(Data extracted from a collection)
◆ ◆ ◆ ◆ ◆
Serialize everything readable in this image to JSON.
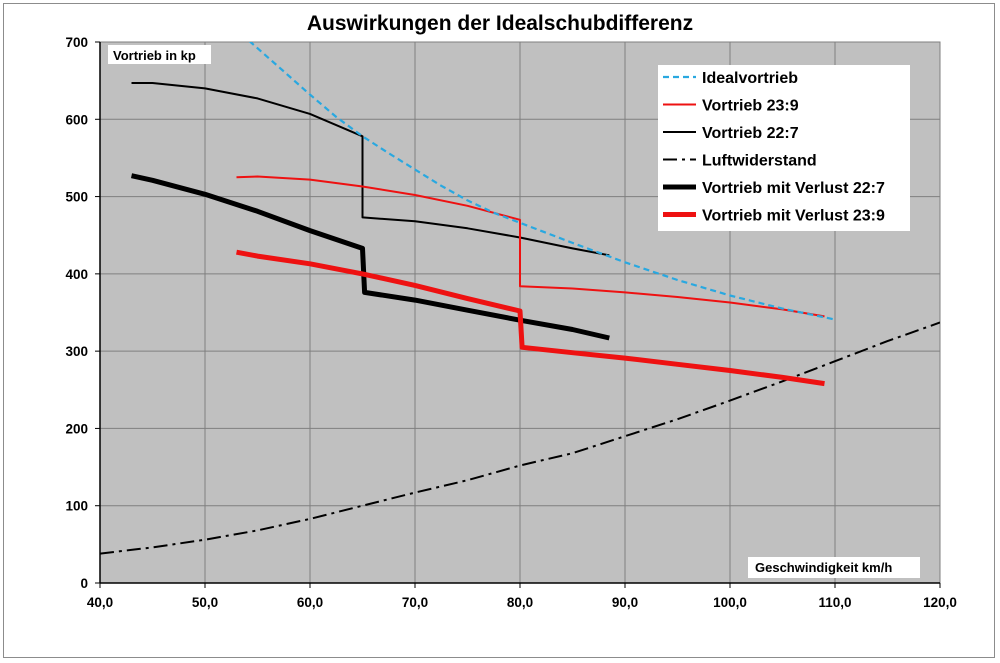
{
  "chart_data": {
    "type": "line",
    "title": "Auswirkungen der Idealschubdifferenz",
    "xlabel": "Geschwindigkeit km/h",
    "ylabel": "Vortrieb in kp",
    "xlim": [
      40,
      120
    ],
    "ylim": [
      0,
      700
    ],
    "x_ticks": [
      40,
      50,
      60,
      70,
      80,
      90,
      100,
      110,
      120
    ],
    "x_tick_labels": [
      "40,0",
      "50,0",
      "60,0",
      "70,0",
      "80,0",
      "90,0",
      "100,0",
      "110,0",
      "120,0"
    ],
    "y_ticks": [
      0,
      100,
      200,
      300,
      400,
      500,
      600,
      700
    ],
    "y_tick_labels": [
      "0",
      "100",
      "200",
      "300",
      "400",
      "500",
      "600",
      "700"
    ],
    "grid": true,
    "legend_position": "top-right",
    "background_color": "#c0c0c0",
    "series": [
      {
        "name": "Idealvortrieb",
        "color": "#29a8e0",
        "style": "dashed",
        "x": [
          53.5,
          55,
          57.5,
          60,
          62.5,
          65,
          67.5,
          70,
          72.5,
          75,
          77.5,
          80,
          85,
          90,
          95,
          100,
          105,
          110
        ],
        "y": [
          710,
          692,
          662,
          632,
          603,
          578,
          556,
          535,
          514,
          495,
          479,
          466,
          440,
          415,
          392,
          372,
          355,
          341
        ]
      },
      {
        "name": "Vortrieb 23:9",
        "color": "#ee1111",
        "style": "thin",
        "x": [
          53,
          55,
          60,
          65,
          70,
          75,
          80,
          80,
          85,
          90,
          95,
          100,
          105,
          109
        ],
        "y": [
          525,
          526,
          522,
          513,
          502,
          488,
          470,
          384,
          381,
          376,
          370,
          363,
          354,
          345
        ]
      },
      {
        "name": "Vortrieb 22:7",
        "color": "#000000",
        "style": "thin",
        "x": [
          43,
          45,
          50,
          55,
          60,
          65,
          65,
          70,
          75,
          80,
          85,
          88.5
        ],
        "y": [
          647,
          647,
          640,
          627,
          607,
          578,
          473,
          468,
          459,
          447,
          433,
          424
        ]
      },
      {
        "name": "Luftwiderstand",
        "color": "#000000",
        "style": "dashdot",
        "x": [
          40,
          45,
          50,
          55,
          60,
          65,
          70,
          75,
          80,
          85,
          90,
          95,
          100,
          105,
          110,
          115,
          120
        ],
        "y": [
          38,
          46,
          56,
          68,
          83,
          100,
          117,
          133,
          152,
          168,
          190,
          212,
          236,
          261,
          287,
          313,
          337
        ]
      },
      {
        "name": "Vortrieb mit Verlust 22:7",
        "color": "#000000",
        "style": "thick",
        "x": [
          43,
          45,
          50,
          55,
          60,
          65,
          65.2,
          70,
          75,
          80,
          85,
          88.5
        ],
        "y": [
          527,
          521,
          503,
          481,
          456,
          433,
          376,
          366,
          353,
          340,
          328,
          317
        ]
      },
      {
        "name": "Vortrieb mit Verlust 23:9",
        "color": "#ee1111",
        "style": "thick",
        "x": [
          53,
          55,
          60,
          65,
          70,
          75,
          80,
          80.2,
          85,
          90,
          95,
          100,
          105,
          109
        ],
        "y": [
          428,
          423,
          413,
          400,
          385,
          368,
          352,
          305,
          298,
          291,
          283,
          275,
          266,
          258
        ]
      }
    ]
  }
}
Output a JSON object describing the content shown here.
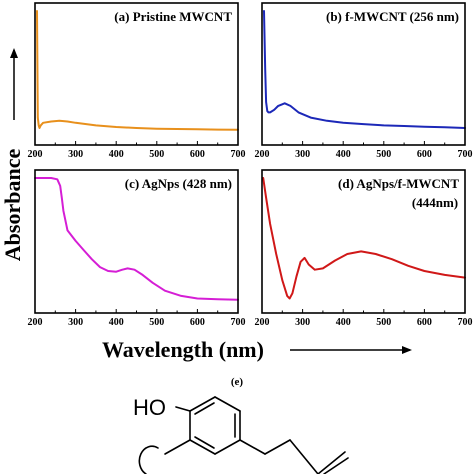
{
  "figure": {
    "ylabel": "Absorbance",
    "xlabel": "Wavelength (nm)",
    "panel_e_label": "(e)",
    "molecule_label": "HO"
  },
  "chart_data": [
    {
      "type": "line",
      "title": "(a) Pristine MWCNT",
      "color": "#e8901c",
      "xlim": [
        200,
        700
      ],
      "xticks": [
        "200",
        "300",
        "400",
        "500",
        "600",
        "700"
      ],
      "x": [
        205,
        207,
        209,
        211,
        214,
        220,
        240,
        260,
        280,
        300,
        350,
        400,
        450,
        500,
        550,
        600,
        650,
        700
      ],
      "y": [
        1.0,
        0.18,
        0.12,
        0.1,
        0.12,
        0.14,
        0.15,
        0.155,
        0.15,
        0.14,
        0.12,
        0.108,
        0.1,
        0.095,
        0.092,
        0.09,
        0.088,
        0.087
      ]
    },
    {
      "type": "line",
      "title": "(b) f-MWCNT (256 nm)",
      "color": "#1c28b8",
      "xlim": [
        200,
        700
      ],
      "xticks": [
        "200",
        "300",
        "400",
        "500",
        "600",
        "700"
      ],
      "x": [
        205,
        206,
        208,
        210,
        213,
        216,
        220,
        230,
        240,
        256,
        270,
        290,
        320,
        360,
        400,
        450,
        500,
        550,
        600,
        650,
        700
      ],
      "y": [
        1.0,
        0.85,
        0.55,
        0.3,
        0.23,
        0.22,
        0.22,
        0.24,
        0.27,
        0.29,
        0.27,
        0.22,
        0.18,
        0.155,
        0.14,
        0.13,
        0.12,
        0.115,
        0.11,
        0.105,
        0.1
      ]
    },
    {
      "type": "line",
      "title": "(c) AgNps (428 nm)",
      "color": "#d51ed5",
      "xlim": [
        200,
        700
      ],
      "xticks": [
        "200",
        "300",
        "400",
        "500",
        "600",
        "700"
      ],
      "x": [
        200,
        220,
        240,
        255,
        262,
        266,
        270,
        280,
        300,
        320,
        340,
        360,
        380,
        400,
        415,
        428,
        445,
        465,
        490,
        520,
        560,
        600,
        650,
        700
      ],
      "y": [
        1.0,
        1.0,
        1.0,
        0.99,
        0.94,
        0.85,
        0.75,
        0.6,
        0.52,
        0.45,
        0.38,
        0.32,
        0.29,
        0.285,
        0.3,
        0.31,
        0.3,
        0.26,
        0.2,
        0.14,
        0.1,
        0.08,
        0.075,
        0.07
      ]
    },
    {
      "type": "line",
      "title": "(d) AgNps/f-MWCNT",
      "subtitle": "(444nm)",
      "color": "#d01818",
      "xlim": [
        200,
        700
      ],
      "xticks": [
        "200",
        "300",
        "400",
        "500",
        "600",
        "700"
      ],
      "x": [
        203,
        210,
        220,
        235,
        250,
        262,
        268,
        275,
        285,
        295,
        305,
        315,
        330,
        350,
        380,
        410,
        444,
        480,
        520,
        560,
        600,
        650,
        700
      ],
      "y": [
        1.0,
        0.85,
        0.65,
        0.42,
        0.22,
        0.1,
        0.08,
        0.12,
        0.25,
        0.36,
        0.39,
        0.34,
        0.3,
        0.31,
        0.37,
        0.42,
        0.44,
        0.42,
        0.38,
        0.33,
        0.29,
        0.26,
        0.24
      ]
    }
  ]
}
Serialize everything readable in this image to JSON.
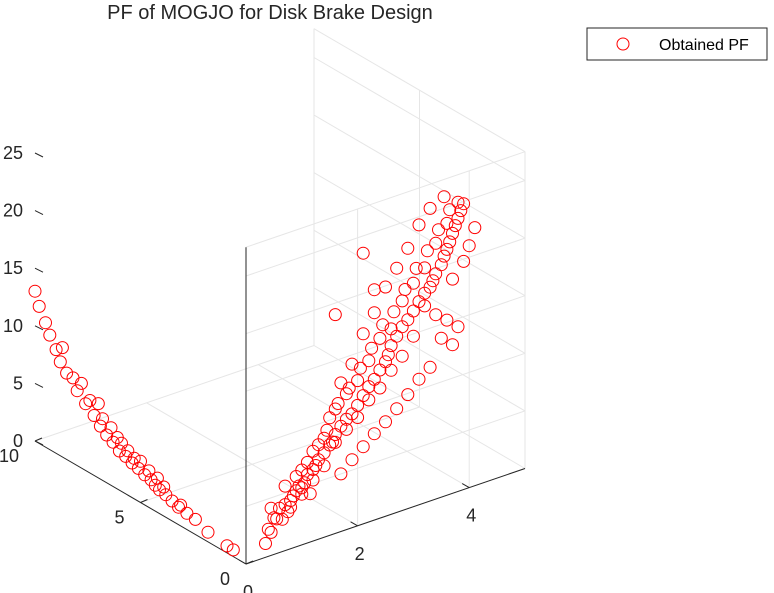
{
  "chart_data": {
    "type": "scatter3d",
    "title": "PF of MOGJO for Disk Brake Design",
    "xlabel": "",
    "ylabel": "",
    "zlabel": "",
    "xlim": [
      0,
      10
    ],
    "ylim": [
      0,
      5
    ],
    "zlim": [
      0,
      25
    ],
    "x_ticks": [
      "0",
      "5",
      "10"
    ],
    "y_ticks": [
      "0",
      "2",
      "4"
    ],
    "z_ticks": [
      "0",
      "5",
      "10",
      "15",
      "20",
      "25"
    ],
    "grid": true,
    "legend_position": "top-right",
    "series": [
      {
        "name": "Obtained PF",
        "color": "#ff0000",
        "marker": "open-circle",
        "points": [
          [
            0.6,
            0.0,
            0.58
          ],
          [
            0.9,
            0.0,
            0.62
          ],
          [
            1.8,
            0.0,
            0.84
          ],
          [
            2.4,
            0.0,
            1.31
          ],
          [
            2.8,
            0.0,
            1.41
          ],
          [
            3.2,
            0.0,
            1.51
          ],
          [
            3.5,
            0.0,
            1.73
          ],
          [
            3.8,
            0.0,
            1.96
          ],
          [
            4.1,
            0.0,
            2.06
          ],
          [
            4.5,
            0.0,
            2.5
          ],
          [
            4.8,
            0.0,
            2.62
          ],
          [
            5.1,
            0.0,
            2.85
          ],
          [
            5.4,
            0.0,
            3.0
          ],
          [
            5.7,
            0.0,
            3.25
          ],
          [
            6.0,
            0.0,
            3.4
          ],
          [
            6.3,
            0.0,
            3.85
          ],
          [
            6.6,
            0.0,
            4.15
          ],
          [
            6.9,
            0.0,
            4.6
          ],
          [
            7.2,
            0.0,
            5.2
          ],
          [
            7.6,
            0.0,
            5.8
          ],
          [
            8.0,
            0.0,
            6.5
          ],
          [
            8.5,
            0.0,
            7.5
          ],
          [
            9.0,
            0.0,
            9.0
          ],
          [
            9.5,
            0.0,
            10.8
          ],
          [
            10.0,
            0.0,
            13.0
          ],
          [
            3.1,
            0.0,
            1.8
          ],
          [
            3.9,
            0.0,
            2.52
          ],
          [
            4.6,
            0.0,
            3.17
          ],
          [
            5.3,
            0.0,
            3.52
          ],
          [
            6.1,
            0.0,
            4.47
          ],
          [
            6.8,
            0.0,
            5.35
          ],
          [
            7.4,
            0.0,
            6.29
          ],
          [
            8.2,
            0.0,
            7.4
          ],
          [
            8.8,
            0.0,
            8.15
          ],
          [
            9.3,
            0.0,
            9.94
          ],
          [
            4.2,
            0.0,
            2.97
          ],
          [
            5.0,
            0.0,
            3.58
          ],
          [
            5.9,
            0.0,
            4.18
          ],
          [
            7.0,
            0.0,
            6.45
          ],
          [
            8.7,
            0.0,
            9.5
          ],
          [
            9.8,
            0.0,
            11.9
          ],
          [
            4.3,
            0.0,
            2.25
          ],
          [
            5.6,
            0.0,
            3.85
          ],
          [
            6.4,
            0.0,
            5.0
          ],
          [
            7.8,
            0.0,
            7.35
          ],
          [
            0.0,
            0.4,
            2.35
          ],
          [
            0.0,
            0.5,
            3.18
          ],
          [
            0.0,
            0.6,
            3.84
          ],
          [
            0.0,
            0.7,
            4.0
          ],
          [
            0.0,
            0.8,
            4.19
          ],
          [
            0.0,
            0.9,
            4.86
          ],
          [
            0.0,
            1.0,
            4.96
          ],
          [
            0.0,
            1.05,
            5.31
          ],
          [
            0.0,
            1.1,
            5.94
          ],
          [
            0.0,
            1.2,
            6.21
          ],
          [
            0.0,
            1.25,
            6.48
          ],
          [
            0.0,
            1.3,
            6.89
          ],
          [
            0.0,
            1.4,
            7.33
          ],
          [
            0.0,
            1.5,
            7.84
          ],
          [
            0.0,
            1.55,
            8.02
          ],
          [
            0.0,
            1.6,
            8.59
          ],
          [
            0.0,
            1.7,
            9.14
          ],
          [
            0.0,
            1.8,
            9.58
          ],
          [
            0.0,
            1.9,
            9.88
          ],
          [
            0.0,
            2.0,
            10.45
          ],
          [
            0.0,
            2.1,
            11.14
          ],
          [
            0.0,
            2.2,
            11.75
          ],
          [
            0.0,
            2.3,
            12.21
          ],
          [
            0.0,
            2.4,
            12.86
          ],
          [
            0.0,
            2.5,
            13.41
          ],
          [
            0.0,
            2.55,
            13.94
          ],
          [
            0.0,
            2.6,
            14.65
          ],
          [
            0.0,
            2.7,
            15.3
          ],
          [
            0.0,
            2.8,
            15.96
          ],
          [
            0.0,
            2.9,
            16.4
          ],
          [
            0.0,
            3.0,
            16.99
          ],
          [
            0.0,
            3.1,
            17.64
          ],
          [
            0.0,
            3.2,
            18.2
          ],
          [
            0.0,
            3.3,
            18.56
          ],
          [
            0.0,
            3.35,
            19.04
          ],
          [
            0.0,
            3.4,
            19.55
          ],
          [
            0.0,
            3.5,
            20.18
          ],
          [
            0.0,
            3.55,
            20.84
          ],
          [
            0.0,
            3.6,
            21.34
          ],
          [
            0.0,
            3.65,
            21.91
          ],
          [
            0.0,
            3.7,
            22.56
          ],
          [
            0.0,
            3.75,
            23.16
          ],
          [
            0.0,
            3.8,
            23.7
          ],
          [
            0.0,
            3.85,
            24.29
          ],
          [
            0.0,
            3.9,
            24.81
          ],
          [
            0.0,
            1.0,
            6.5
          ],
          [
            0.0,
            1.2,
            7.8
          ],
          [
            0.0,
            1.4,
            8.6
          ],
          [
            0.0,
            1.6,
            10.8
          ],
          [
            0.0,
            1.8,
            11.8
          ],
          [
            0.0,
            2.0,
            12.6
          ],
          [
            0.0,
            2.2,
            14.0
          ],
          [
            0.0,
            2.4,
            15.6
          ],
          [
            0.0,
            2.6,
            16.1
          ],
          [
            0.0,
            2.8,
            18.2
          ],
          [
            0.0,
            3.0,
            19.4
          ],
          [
            0.0,
            3.2,
            20.4
          ],
          [
            0.0,
            3.4,
            22.2
          ],
          [
            0.0,
            3.6,
            23.6
          ],
          [
            0.0,
            3.8,
            25.1
          ],
          [
            0.0,
            2.1,
            16.5
          ],
          [
            0.0,
            2.3,
            18.0
          ],
          [
            0.0,
            2.5,
            19.9
          ],
          [
            0.0,
            2.7,
            21.2
          ],
          [
            0.0,
            2.9,
            22.6
          ],
          [
            0.0,
            3.1,
            24.3
          ],
          [
            0.0,
            3.3,
            25.4
          ],
          [
            0.0,
            1.5,
            10.2
          ],
          [
            0.0,
            1.7,
            12.9
          ],
          [
            0.0,
            1.9,
            14.2
          ],
          [
            0.0,
            2.3,
            20.0
          ],
          [
            0.0,
            2.1,
            23.5
          ],
          [
            0.0,
            1.6,
            19.0
          ],
          [
            0.0,
            0.35,
            1.2
          ],
          [
            0.0,
            0.45,
            2.0
          ],
          [
            0.0,
            0.65,
            2.8
          ],
          [
            0.0,
            0.75,
            3.3
          ],
          [
            0.0,
            0.85,
            4.5
          ],
          [
            0.0,
            0.95,
            5.2
          ],
          [
            0.0,
            1.1,
            7.0
          ],
          [
            0.0,
            1.3,
            8.2
          ],
          [
            0.0,
            1.45,
            9.2
          ],
          [
            0.0,
            1.65,
            11.2
          ],
          [
            0.0,
            1.85,
            12.2
          ],
          [
            0.0,
            2.05,
            13.6
          ],
          [
            0.0,
            2.25,
            15.0
          ],
          [
            0.0,
            2.45,
            16.7
          ],
          [
            0.0,
            2.65,
            17.5
          ],
          [
            0.0,
            2.85,
            19.1
          ],
          [
            0.0,
            3.05,
            20.6
          ],
          [
            0.0,
            3.25,
            21.8
          ],
          [
            0.0,
            3.45,
            23.3
          ],
          [
            0.0,
            3.65,
            24.7
          ],
          [
            0.0,
            3.55,
            26.0
          ],
          [
            0.0,
            3.2,
            17.1
          ],
          [
            0.0,
            3.4,
            16.0
          ],
          [
            0.0,
            3.6,
            15.2
          ],
          [
            0.0,
            3.8,
            14.3
          ],
          [
            0.0,
            3.0,
            14.8
          ],
          [
            0.0,
            2.8,
            13.4
          ],
          [
            0.0,
            2.6,
            12.5
          ],
          [
            0.0,
            2.4,
            11.3
          ],
          [
            0.0,
            2.2,
            10.6
          ],
          [
            0.0,
            2.0,
            9.4
          ],
          [
            0.0,
            1.8,
            8.7
          ],
          [
            0.0,
            1.6,
            7.9
          ],
          [
            0.0,
            1.4,
            6.2
          ],
          [
            0.0,
            1.2,
            5.3
          ],
          [
            0.0,
            1.0,
            4.4
          ],
          [
            0.0,
            0.8,
            3.6
          ],
          [
            0.0,
            3.7,
            18.6
          ],
          [
            0.0,
            3.9,
            19.8
          ],
          [
            0.0,
            4.0,
            21.0
          ],
          [
            0.0,
            4.1,
            22.4
          ],
          [
            0.0,
            3.5,
            13.8
          ],
          [
            0.0,
            3.7,
            12.9
          ],
          [
            0.0,
            3.3,
            11.6
          ],
          [
            0.0,
            3.1,
            10.9
          ],
          [
            0.0,
            2.9,
            9.9
          ],
          [
            0.0,
            2.7,
            9.0
          ],
          [
            0.0,
            2.5,
            8.2
          ],
          [
            0.0,
            2.3,
            7.5
          ],
          [
            0.0,
            2.1,
            6.7
          ],
          [
            0.0,
            1.9,
            5.9
          ],
          [
            0.0,
            1.7,
            5.0
          ],
          [
            0.0,
            0.55,
            3.0
          ],
          [
            0.0,
            0.9,
            6.1
          ],
          [
            0.0,
            1.15,
            4.2
          ],
          [
            0.0,
            0.7,
            5.6
          ],
          [
            0.0,
            0.45,
            4.1
          ]
        ]
      }
    ]
  }
}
◆ ◆ ◆ ◆ ◆
What you need to do
Using the listing above, return all lines where the word "ylabel" occurs.

Problem solution
    "ylabel": "Vortrieb in kp",
    "ylabel": "Absorbance",
    "ylabel": "",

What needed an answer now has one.